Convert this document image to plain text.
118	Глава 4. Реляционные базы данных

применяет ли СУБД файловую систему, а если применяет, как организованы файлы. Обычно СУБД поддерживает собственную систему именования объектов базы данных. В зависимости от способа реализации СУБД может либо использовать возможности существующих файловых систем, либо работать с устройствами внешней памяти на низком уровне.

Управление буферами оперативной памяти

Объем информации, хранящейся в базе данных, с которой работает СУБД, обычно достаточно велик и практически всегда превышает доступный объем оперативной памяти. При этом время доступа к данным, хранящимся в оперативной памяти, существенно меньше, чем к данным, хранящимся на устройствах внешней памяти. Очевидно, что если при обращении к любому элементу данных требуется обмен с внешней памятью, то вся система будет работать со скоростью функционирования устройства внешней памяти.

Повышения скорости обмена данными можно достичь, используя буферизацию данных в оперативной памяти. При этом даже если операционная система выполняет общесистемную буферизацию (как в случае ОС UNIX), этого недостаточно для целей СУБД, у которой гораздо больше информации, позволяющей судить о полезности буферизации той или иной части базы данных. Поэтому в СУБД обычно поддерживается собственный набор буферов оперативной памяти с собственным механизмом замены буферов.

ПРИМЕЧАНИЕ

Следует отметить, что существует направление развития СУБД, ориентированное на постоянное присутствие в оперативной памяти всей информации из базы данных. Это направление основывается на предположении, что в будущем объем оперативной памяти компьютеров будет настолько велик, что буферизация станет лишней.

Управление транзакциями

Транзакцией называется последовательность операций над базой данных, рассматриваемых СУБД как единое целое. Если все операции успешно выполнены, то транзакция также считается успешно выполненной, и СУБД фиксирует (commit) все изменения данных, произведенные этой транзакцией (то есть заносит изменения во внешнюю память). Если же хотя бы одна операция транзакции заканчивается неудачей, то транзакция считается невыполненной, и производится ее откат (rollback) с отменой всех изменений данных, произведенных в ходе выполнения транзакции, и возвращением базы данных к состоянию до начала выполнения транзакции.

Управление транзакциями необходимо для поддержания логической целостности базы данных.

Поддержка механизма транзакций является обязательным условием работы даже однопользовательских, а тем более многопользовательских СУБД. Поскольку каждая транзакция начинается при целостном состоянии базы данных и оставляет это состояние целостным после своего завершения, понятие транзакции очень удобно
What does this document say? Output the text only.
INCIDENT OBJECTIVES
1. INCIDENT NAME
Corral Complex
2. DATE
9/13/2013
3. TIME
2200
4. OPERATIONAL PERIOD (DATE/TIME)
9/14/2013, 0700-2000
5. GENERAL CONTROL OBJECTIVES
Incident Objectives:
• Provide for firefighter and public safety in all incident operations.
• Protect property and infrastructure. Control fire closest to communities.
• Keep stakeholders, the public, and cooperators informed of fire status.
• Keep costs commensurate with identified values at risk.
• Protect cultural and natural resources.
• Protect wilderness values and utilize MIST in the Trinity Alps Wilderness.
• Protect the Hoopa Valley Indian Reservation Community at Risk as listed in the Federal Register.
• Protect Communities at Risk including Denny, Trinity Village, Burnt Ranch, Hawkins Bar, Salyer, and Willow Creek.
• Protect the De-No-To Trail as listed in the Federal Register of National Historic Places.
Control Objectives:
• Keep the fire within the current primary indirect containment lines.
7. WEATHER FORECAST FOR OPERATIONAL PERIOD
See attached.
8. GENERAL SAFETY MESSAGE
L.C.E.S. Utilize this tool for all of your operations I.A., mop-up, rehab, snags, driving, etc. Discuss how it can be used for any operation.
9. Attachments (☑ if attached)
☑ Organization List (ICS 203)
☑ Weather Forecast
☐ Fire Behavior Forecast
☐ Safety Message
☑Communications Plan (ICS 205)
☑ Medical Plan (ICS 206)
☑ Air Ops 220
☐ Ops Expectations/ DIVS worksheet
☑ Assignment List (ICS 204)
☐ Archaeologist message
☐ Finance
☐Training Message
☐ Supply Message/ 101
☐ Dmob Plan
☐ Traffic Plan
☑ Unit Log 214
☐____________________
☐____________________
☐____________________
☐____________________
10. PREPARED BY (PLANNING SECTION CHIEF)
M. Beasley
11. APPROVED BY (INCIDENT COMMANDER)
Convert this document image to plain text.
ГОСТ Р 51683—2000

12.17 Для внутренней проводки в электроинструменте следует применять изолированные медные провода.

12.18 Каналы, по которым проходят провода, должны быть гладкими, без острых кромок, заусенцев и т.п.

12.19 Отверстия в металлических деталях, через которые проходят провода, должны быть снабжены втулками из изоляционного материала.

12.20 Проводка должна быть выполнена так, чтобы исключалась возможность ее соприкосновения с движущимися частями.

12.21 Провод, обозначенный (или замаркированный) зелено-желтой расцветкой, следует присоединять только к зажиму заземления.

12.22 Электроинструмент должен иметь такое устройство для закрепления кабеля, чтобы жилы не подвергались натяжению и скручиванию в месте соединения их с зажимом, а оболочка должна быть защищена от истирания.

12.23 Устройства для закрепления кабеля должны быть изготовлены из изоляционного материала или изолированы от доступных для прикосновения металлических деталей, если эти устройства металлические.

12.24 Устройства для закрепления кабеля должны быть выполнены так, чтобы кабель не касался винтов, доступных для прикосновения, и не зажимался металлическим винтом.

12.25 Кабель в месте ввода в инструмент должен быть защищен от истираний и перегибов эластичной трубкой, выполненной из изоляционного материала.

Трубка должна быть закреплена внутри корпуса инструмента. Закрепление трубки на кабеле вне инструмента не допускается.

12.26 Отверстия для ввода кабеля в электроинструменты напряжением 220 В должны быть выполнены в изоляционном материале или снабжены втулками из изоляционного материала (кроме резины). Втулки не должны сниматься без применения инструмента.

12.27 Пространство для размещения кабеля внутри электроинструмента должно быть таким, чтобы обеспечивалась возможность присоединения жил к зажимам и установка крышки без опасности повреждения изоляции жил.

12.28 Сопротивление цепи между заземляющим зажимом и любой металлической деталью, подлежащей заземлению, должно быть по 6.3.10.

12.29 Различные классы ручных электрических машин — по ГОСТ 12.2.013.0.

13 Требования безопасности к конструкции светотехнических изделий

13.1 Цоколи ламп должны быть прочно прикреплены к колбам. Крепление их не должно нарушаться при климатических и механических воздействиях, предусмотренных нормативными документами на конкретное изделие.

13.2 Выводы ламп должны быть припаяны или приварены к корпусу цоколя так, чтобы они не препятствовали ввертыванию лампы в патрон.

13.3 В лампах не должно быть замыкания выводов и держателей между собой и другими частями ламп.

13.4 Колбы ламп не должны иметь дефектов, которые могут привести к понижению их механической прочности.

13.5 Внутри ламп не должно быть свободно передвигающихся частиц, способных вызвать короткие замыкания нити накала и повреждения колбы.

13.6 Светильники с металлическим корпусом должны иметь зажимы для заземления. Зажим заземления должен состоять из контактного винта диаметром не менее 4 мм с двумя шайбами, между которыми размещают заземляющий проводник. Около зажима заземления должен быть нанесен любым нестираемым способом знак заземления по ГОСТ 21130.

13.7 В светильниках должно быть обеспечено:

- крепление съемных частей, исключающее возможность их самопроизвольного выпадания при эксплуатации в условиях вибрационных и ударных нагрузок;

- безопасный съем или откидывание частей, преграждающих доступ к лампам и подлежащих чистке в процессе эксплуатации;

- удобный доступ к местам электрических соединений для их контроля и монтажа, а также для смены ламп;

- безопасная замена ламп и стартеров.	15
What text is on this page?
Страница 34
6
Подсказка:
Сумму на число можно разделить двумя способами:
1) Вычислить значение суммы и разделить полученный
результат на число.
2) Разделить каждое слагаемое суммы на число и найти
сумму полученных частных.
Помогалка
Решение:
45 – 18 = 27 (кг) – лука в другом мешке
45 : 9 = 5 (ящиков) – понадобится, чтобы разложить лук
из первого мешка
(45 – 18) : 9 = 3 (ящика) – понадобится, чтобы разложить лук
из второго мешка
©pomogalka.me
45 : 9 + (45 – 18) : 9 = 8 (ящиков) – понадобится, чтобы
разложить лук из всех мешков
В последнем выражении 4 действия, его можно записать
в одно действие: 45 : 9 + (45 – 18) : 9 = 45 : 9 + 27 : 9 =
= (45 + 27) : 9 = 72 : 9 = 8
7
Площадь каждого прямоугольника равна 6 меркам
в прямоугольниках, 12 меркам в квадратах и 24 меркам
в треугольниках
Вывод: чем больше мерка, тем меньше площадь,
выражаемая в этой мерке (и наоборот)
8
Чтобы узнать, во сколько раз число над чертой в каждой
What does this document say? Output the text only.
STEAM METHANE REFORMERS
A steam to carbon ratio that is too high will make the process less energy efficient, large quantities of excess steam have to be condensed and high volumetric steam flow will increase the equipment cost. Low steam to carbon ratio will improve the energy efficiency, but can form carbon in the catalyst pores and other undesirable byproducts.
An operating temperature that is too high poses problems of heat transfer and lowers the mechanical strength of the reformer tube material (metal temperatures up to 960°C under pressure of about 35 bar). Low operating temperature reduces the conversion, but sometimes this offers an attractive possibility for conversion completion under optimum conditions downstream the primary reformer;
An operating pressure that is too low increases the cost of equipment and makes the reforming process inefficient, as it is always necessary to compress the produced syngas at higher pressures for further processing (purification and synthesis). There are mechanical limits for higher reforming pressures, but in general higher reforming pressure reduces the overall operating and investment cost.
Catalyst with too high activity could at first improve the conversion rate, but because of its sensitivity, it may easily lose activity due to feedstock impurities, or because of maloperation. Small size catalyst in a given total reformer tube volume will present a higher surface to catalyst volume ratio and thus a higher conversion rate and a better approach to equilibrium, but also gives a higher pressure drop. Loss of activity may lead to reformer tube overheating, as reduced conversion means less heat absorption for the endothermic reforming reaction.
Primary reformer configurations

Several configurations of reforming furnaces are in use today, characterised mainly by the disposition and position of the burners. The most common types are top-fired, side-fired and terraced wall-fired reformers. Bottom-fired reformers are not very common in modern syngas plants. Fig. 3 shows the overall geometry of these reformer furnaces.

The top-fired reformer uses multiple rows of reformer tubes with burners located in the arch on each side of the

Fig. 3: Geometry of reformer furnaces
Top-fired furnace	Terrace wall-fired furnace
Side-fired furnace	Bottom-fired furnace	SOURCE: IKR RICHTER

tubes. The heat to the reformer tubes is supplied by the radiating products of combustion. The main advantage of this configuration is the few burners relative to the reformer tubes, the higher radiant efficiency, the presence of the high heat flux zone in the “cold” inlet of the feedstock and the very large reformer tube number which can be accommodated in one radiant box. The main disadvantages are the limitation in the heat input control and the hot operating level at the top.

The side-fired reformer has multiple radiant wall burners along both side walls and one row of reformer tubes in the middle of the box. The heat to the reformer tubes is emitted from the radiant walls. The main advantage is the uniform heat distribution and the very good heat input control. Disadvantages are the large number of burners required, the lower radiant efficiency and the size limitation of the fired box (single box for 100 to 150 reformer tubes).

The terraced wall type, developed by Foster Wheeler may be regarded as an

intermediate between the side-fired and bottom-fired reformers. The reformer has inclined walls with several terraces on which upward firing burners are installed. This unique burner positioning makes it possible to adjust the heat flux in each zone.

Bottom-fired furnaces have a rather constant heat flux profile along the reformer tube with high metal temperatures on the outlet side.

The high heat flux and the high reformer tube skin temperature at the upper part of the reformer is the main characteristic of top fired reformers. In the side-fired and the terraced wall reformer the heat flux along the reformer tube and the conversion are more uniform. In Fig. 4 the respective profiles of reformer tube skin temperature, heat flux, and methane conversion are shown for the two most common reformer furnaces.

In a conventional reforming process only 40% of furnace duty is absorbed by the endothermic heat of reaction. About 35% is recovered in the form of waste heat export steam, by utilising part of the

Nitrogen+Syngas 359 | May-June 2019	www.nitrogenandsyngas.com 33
..............................
Aim - All lines above containing the string "multiple" are to be collected.

Reply -
The top-fired reformer uses multiple rows of reformer tubes with burners located in the arch on each side of the
The side-fired reformer has multiple radiant wall burners along both side walls and one row of reformer tubes in the middle of the box. The heat to the reformer tubes is emitted from the radiant walls. The main advantage is the uniform heat distribution and the very good heat input control. Disadvantages are the large number of burners required, the lower radiant efficiency and the size limitation of the fired box (single box for 100 to 150 reformer tubes).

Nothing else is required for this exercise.